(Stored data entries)
[Start]

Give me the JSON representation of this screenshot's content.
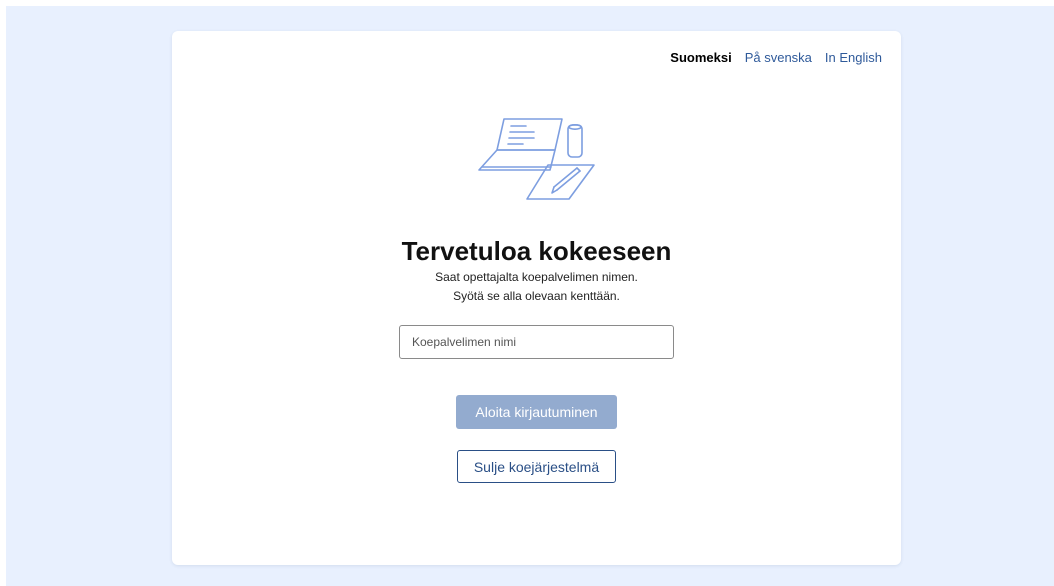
{
  "languages": [
    {
      "label": "Suomeksi",
      "active": true
    },
    {
      "label": "På svenska",
      "active": false
    },
    {
      "label": "In English",
      "active": false
    }
  ],
  "illustration": {
    "icon": "laptop-exam-icon",
    "color": "#7d9ee0"
  },
  "title": "Tervetuloa kokeeseen",
  "instructions": {
    "line1": "Saat opettajalta koepalvelimen nimen.",
    "line2": "Syötä se alla olevaan kenttään."
  },
  "server_input": {
    "value": "",
    "placeholder": "Koepalvelimen nimi"
  },
  "buttons": {
    "start_login": "Aloita kirjautuminen",
    "close_system": "Sulje koejärjestelmä"
  },
  "colors": {
    "background": "#e8f0fe",
    "primary_disabled": "#93abcf",
    "link": "#2f5a9a",
    "secondary_border": "#2a4f86"
  }
}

[End]

Exercise:
Output all the records, word for word, with no pictures in the copy.

Final answer:
Give me the JSON representation of this screenshot's content.
{
  "languages": [
    {
      "label": "Suomeksi",
      "active": true
    },
    {
      "label": "På svenska",
      "active": false
    },
    {
      "label": "In English",
      "active": false
    }
  ],
  "illustration": {
    "icon": "laptop-exam-icon",
    "color": "#7d9ee0"
  },
  "title": "Tervetuloa kokeeseen",
  "instructions": {
    "line1": "Saat opettajalta koepalvelimen nimen.",
    "line2": "Syötä se alla olevaan kenttään."
  },
  "server_input": {
    "value": "",
    "placeholder": "Koepalvelimen nimi"
  },
  "buttons": {
    "start_login": "Aloita kirjautuminen",
    "close_system": "Sulje koejärjestelmä"
  },
  "colors": {
    "background": "#e8f0fe",
    "primary_disabled": "#93abcf",
    "link": "#2f5a9a",
    "secondary_border": "#2a4f86"
  }
}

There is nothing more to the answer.